§ **What the task asks**: Go through the entries below and pick out every line with "ευρώ".

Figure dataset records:
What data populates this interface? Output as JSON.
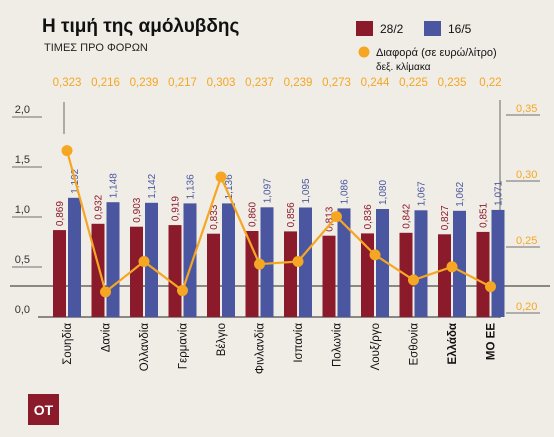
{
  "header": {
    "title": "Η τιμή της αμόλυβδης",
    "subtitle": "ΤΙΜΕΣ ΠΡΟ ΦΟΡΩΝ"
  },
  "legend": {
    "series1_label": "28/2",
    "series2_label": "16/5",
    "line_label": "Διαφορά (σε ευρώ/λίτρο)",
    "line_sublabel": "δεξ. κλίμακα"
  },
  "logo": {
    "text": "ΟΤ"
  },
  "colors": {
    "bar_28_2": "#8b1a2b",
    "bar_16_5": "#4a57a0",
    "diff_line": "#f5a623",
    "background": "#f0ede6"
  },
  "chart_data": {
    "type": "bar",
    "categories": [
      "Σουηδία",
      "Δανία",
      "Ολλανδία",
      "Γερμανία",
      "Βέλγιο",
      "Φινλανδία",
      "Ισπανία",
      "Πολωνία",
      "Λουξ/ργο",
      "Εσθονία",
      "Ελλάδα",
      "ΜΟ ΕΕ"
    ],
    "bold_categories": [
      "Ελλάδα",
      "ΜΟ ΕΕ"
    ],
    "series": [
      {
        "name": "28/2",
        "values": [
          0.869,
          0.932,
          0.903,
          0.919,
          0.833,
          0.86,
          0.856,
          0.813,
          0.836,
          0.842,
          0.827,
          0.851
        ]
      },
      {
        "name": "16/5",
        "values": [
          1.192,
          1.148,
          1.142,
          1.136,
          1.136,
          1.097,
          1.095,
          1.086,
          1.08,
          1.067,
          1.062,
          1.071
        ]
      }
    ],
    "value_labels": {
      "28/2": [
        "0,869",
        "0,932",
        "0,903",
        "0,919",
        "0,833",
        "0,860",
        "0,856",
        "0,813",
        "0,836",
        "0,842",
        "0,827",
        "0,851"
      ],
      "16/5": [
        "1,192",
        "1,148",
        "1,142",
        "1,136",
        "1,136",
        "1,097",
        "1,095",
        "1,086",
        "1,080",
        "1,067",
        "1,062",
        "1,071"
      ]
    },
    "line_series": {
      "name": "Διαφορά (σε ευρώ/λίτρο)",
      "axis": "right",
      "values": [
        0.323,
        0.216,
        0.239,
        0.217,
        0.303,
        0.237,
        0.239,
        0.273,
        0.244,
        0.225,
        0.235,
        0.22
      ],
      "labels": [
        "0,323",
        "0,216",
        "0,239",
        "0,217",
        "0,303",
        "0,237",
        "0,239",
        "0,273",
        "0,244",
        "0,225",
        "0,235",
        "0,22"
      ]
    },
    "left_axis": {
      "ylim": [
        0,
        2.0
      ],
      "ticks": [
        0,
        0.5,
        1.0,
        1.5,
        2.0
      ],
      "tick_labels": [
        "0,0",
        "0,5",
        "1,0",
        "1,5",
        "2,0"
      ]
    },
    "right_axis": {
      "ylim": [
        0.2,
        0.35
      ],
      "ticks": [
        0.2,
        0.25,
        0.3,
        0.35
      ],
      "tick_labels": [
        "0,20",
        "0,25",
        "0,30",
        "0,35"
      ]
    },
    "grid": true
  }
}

§ **Output of the task**:
    "line_label": "Διαφορά (σε ευρώ/λίτρο)",
      "name": "Διαφορά (σε ευρώ/λίτρο)",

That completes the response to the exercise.